• Problem to solve
Render the listing lines from the one containing "clock-time: 4:14 PM (916, 732, 962, 746)" through the one containing "shortcut-arrow-icon (93, 241, 107, 257)" as a numbered list, leaving out any blank lines.

----- Material shown -----

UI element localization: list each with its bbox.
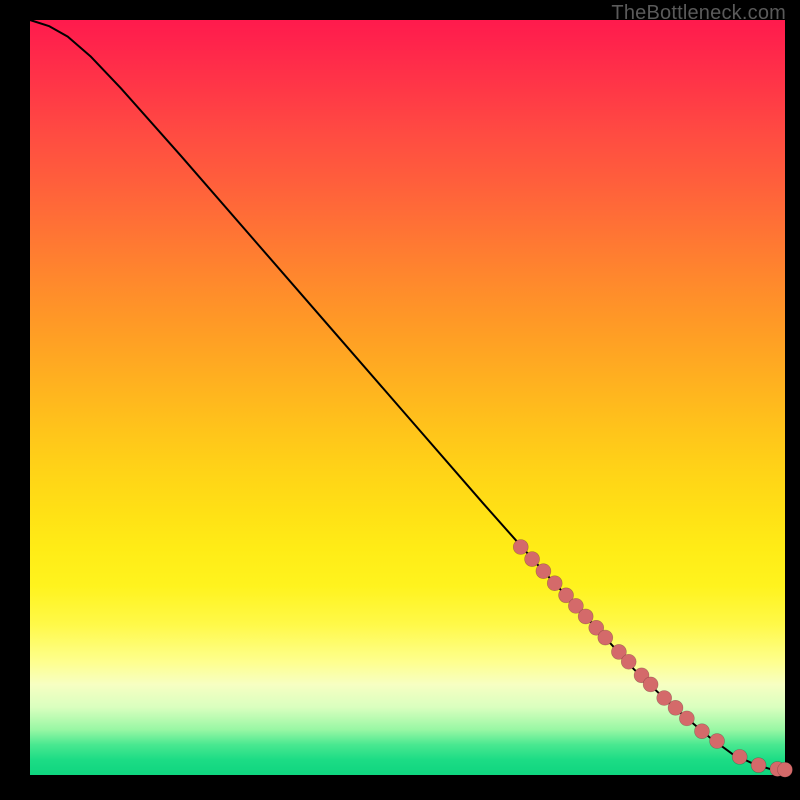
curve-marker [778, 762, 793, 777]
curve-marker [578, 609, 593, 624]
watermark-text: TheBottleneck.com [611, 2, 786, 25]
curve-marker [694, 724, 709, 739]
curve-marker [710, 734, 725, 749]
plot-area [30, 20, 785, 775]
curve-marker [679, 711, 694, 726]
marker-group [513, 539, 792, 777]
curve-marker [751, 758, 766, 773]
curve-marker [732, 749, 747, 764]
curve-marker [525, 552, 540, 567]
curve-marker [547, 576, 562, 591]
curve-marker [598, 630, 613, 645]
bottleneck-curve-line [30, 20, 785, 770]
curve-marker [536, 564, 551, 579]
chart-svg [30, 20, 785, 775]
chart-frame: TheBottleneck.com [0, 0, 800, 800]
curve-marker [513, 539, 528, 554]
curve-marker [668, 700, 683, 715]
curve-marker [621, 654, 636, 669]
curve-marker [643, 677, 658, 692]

-----
----- Material shown -----

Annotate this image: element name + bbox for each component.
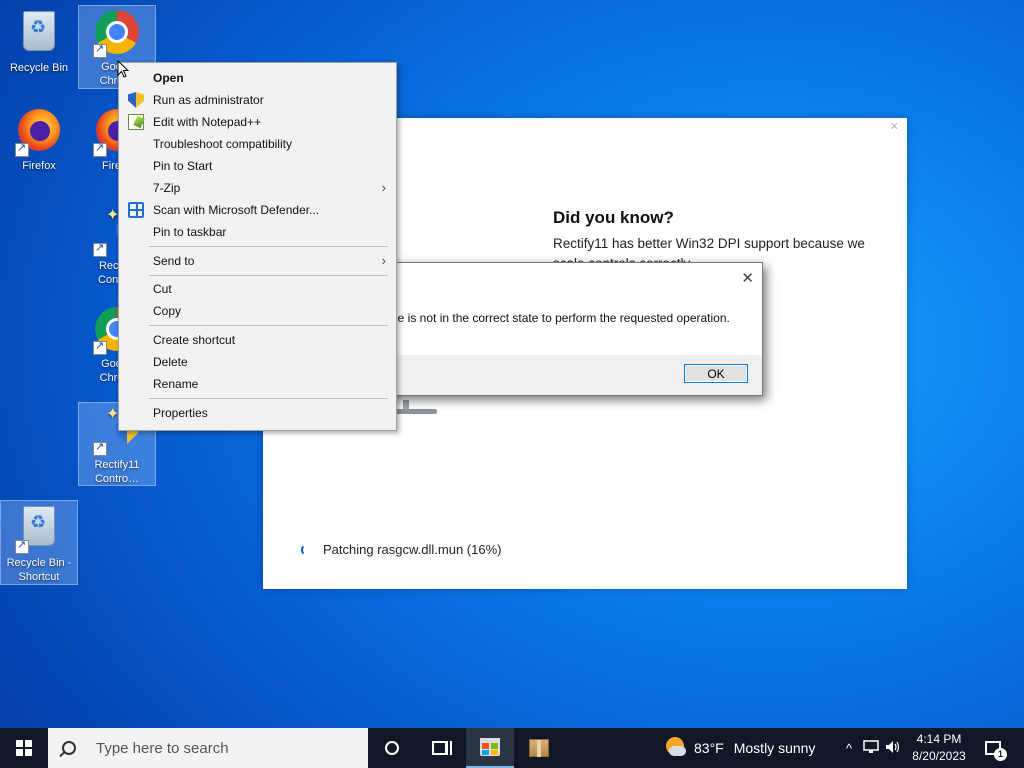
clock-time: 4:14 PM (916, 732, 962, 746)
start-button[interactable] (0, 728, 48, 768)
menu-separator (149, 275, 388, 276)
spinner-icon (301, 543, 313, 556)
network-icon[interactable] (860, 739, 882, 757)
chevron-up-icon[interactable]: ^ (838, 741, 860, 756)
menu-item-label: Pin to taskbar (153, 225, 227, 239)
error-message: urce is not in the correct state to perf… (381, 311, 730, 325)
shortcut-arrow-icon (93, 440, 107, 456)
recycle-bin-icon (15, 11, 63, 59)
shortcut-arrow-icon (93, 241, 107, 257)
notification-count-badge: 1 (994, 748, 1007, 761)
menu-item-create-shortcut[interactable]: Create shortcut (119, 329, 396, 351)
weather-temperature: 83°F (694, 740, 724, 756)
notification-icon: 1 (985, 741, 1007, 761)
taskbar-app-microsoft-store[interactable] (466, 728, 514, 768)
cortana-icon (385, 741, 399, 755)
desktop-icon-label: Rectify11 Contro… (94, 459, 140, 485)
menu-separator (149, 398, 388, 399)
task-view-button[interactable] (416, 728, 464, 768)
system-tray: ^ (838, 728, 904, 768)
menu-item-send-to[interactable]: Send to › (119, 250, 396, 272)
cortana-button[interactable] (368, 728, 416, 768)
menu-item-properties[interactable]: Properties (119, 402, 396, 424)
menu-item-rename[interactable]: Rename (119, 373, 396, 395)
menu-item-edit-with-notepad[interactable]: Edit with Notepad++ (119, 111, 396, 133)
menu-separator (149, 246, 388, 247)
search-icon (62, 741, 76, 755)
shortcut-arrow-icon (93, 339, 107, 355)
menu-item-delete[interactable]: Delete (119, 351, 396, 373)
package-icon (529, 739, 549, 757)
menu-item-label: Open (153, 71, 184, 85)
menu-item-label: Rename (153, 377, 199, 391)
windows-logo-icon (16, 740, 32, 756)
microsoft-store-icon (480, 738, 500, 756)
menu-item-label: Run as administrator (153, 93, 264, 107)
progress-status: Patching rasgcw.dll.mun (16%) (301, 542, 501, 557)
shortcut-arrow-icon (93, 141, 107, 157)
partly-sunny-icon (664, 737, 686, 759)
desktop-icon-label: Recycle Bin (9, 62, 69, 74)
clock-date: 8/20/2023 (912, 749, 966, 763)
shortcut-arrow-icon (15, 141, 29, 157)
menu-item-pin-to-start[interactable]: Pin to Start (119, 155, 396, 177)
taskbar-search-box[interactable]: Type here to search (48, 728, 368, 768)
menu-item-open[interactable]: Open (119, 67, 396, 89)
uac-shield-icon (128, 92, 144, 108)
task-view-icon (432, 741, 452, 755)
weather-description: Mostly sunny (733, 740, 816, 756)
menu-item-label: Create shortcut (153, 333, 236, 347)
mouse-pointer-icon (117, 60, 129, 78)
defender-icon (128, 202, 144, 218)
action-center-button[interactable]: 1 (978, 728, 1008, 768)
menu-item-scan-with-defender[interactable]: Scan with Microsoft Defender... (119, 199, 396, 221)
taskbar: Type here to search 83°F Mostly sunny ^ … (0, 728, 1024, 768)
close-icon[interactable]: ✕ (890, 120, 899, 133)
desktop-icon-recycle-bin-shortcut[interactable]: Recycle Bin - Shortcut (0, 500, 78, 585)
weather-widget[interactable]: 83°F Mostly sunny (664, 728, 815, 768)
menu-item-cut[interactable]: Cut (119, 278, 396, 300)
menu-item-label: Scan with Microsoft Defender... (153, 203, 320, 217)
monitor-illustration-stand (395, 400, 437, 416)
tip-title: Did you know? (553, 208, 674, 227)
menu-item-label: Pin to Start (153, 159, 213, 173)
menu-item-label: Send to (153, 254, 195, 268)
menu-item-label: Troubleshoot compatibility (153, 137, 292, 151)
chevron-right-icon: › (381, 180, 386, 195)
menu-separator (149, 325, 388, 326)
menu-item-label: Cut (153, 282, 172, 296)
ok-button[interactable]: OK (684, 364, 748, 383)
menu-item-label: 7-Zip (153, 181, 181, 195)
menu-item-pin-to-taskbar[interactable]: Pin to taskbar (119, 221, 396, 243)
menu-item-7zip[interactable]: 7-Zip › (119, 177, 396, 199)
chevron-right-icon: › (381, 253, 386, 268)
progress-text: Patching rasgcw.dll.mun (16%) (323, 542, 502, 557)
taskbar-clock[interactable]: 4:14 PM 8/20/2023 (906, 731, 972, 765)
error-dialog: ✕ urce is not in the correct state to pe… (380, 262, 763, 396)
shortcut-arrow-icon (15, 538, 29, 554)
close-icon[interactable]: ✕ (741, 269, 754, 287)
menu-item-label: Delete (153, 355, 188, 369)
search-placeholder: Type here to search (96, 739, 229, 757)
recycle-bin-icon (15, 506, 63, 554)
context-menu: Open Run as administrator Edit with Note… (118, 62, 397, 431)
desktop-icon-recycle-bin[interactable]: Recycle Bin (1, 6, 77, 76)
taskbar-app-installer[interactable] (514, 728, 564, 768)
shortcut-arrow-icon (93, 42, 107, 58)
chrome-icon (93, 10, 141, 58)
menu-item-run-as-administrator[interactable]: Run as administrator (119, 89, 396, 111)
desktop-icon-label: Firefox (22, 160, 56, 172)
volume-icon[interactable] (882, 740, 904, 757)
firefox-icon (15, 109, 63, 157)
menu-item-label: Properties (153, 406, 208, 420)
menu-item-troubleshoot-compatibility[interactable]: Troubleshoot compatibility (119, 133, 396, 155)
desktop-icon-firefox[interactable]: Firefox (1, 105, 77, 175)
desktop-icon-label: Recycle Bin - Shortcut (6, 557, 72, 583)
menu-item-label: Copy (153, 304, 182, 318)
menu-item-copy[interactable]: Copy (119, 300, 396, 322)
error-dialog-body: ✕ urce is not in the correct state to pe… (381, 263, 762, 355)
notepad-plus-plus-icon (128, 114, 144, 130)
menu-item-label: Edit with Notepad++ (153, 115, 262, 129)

-----

• Result
1. clock-time: 4:14 PM (916, 732, 962, 746)
2. start-button[interactable] (0, 728, 48, 768)
3. menu-separator (149, 275, 388, 276)
4. spinner-icon (301, 543, 313, 556)
5. network-icon[interactable] (860, 739, 882, 757)
6. chevron-up-icon[interactable]: ^ (838, 741, 860, 756)
7. menu-item-label: Pin to taskbar (153, 225, 227, 239)
8. error-message: urce is not in the correct state to perf… (381, 311, 730, 325)
9. shortcut-arrow-icon (93, 440, 107, 456)
10. recycle-bin-icon (15, 11, 63, 59)
11. shortcut-arrow-icon (93, 241, 107, 257)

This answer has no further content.